# [SUPPLIED ENTRIES]

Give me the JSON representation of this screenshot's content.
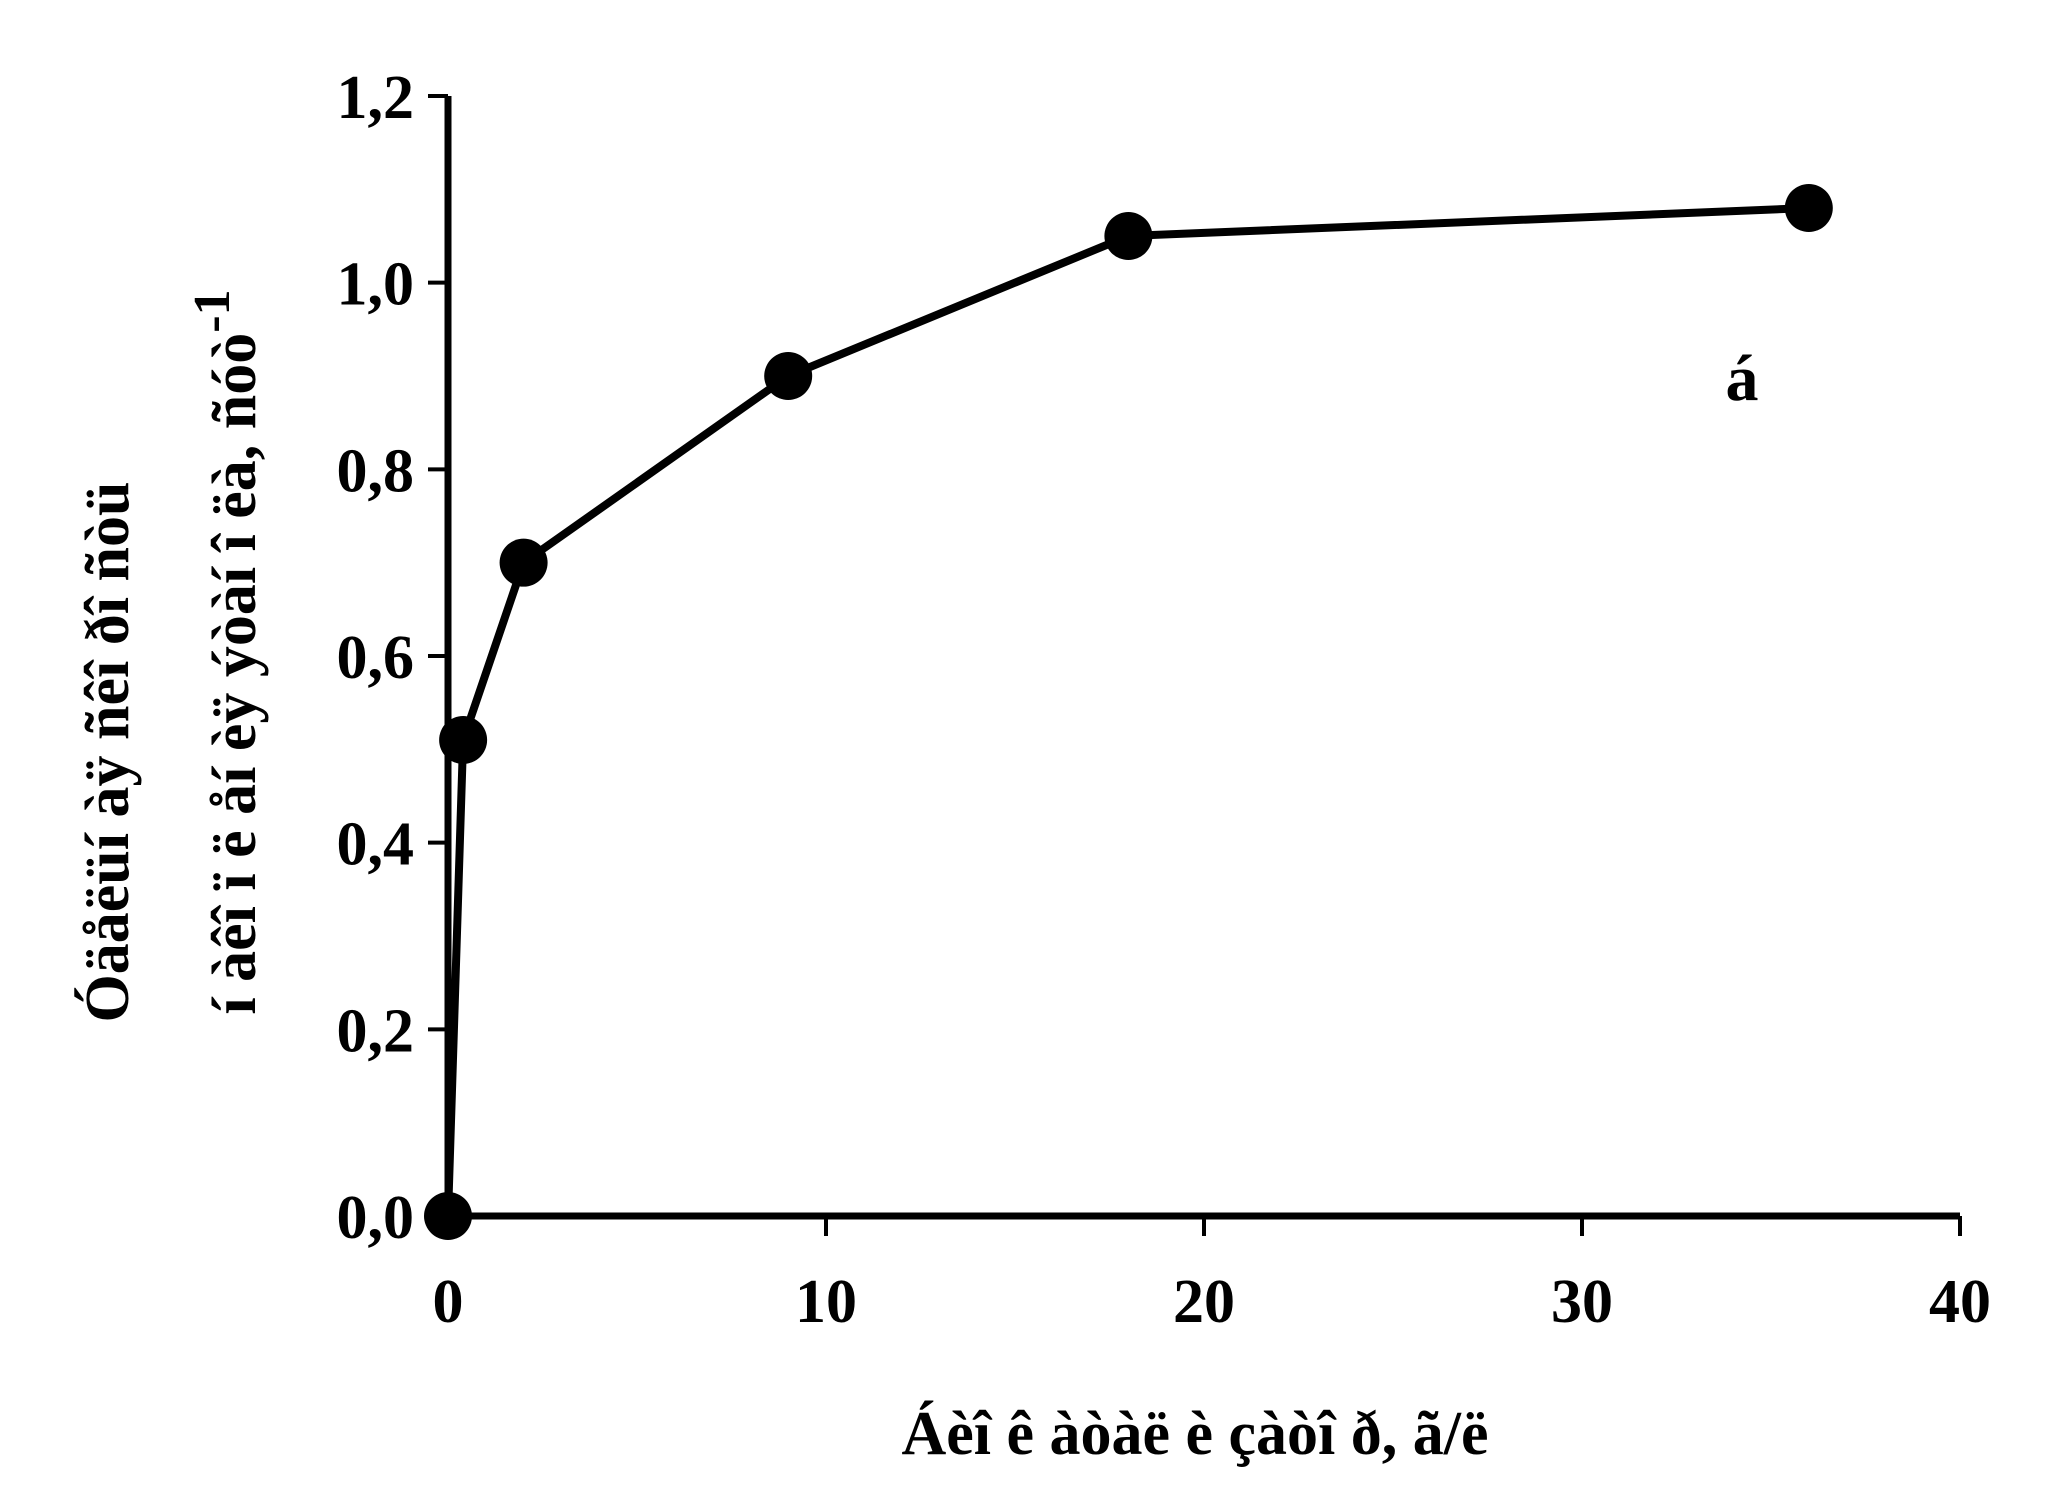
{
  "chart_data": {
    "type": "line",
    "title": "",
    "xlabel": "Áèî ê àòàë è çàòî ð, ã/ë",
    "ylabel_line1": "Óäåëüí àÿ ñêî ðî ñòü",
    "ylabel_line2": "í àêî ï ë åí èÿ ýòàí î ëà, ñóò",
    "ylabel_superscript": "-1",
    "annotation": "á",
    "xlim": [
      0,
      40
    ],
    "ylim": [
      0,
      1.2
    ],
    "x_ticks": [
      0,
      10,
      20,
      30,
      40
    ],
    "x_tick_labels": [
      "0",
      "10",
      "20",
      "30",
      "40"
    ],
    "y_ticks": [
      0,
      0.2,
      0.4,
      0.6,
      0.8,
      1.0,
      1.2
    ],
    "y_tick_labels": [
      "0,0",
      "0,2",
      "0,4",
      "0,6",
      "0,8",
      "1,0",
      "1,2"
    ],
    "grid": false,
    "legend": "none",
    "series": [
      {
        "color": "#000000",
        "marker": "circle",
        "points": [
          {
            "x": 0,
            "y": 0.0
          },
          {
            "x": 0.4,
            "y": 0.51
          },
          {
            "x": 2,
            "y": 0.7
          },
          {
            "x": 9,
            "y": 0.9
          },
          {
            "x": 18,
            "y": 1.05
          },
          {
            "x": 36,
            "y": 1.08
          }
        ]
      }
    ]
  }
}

# [WHAT IS BEING ASKED]
Output the records above exactly as they are, leaving out the pictures.

# [OUTPUT FOR THIS EXERCISE]
Give me the JSON representation of this screenshot's content.
{
  "chart_data": {
    "type": "line",
    "title": "",
    "xlabel": "Áèî ê àòàë è çàòî ð, ã/ë",
    "ylabel_line1": "Óäåëüí àÿ ñêî ðî ñòü",
    "ylabel_line2": "í àêî ï ë åí èÿ ýòàí î ëà, ñóò",
    "ylabel_superscript": "-1",
    "annotation": "á",
    "xlim": [
      0,
      40
    ],
    "ylim": [
      0,
      1.2
    ],
    "x_ticks": [
      0,
      10,
      20,
      30,
      40
    ],
    "x_tick_labels": [
      "0",
      "10",
      "20",
      "30",
      "40"
    ],
    "y_ticks": [
      0,
      0.2,
      0.4,
      0.6,
      0.8,
      1.0,
      1.2
    ],
    "y_tick_labels": [
      "0,0",
      "0,2",
      "0,4",
      "0,6",
      "0,8",
      "1,0",
      "1,2"
    ],
    "grid": false,
    "legend": "none",
    "series": [
      {
        "color": "#000000",
        "marker": "circle",
        "points": [
          {
            "x": 0,
            "y": 0.0
          },
          {
            "x": 0.4,
            "y": 0.51
          },
          {
            "x": 2,
            "y": 0.7
          },
          {
            "x": 9,
            "y": 0.9
          },
          {
            "x": 18,
            "y": 1.05
          },
          {
            "x": 36,
            "y": 1.08
          }
        ]
      }
    ]
  }
}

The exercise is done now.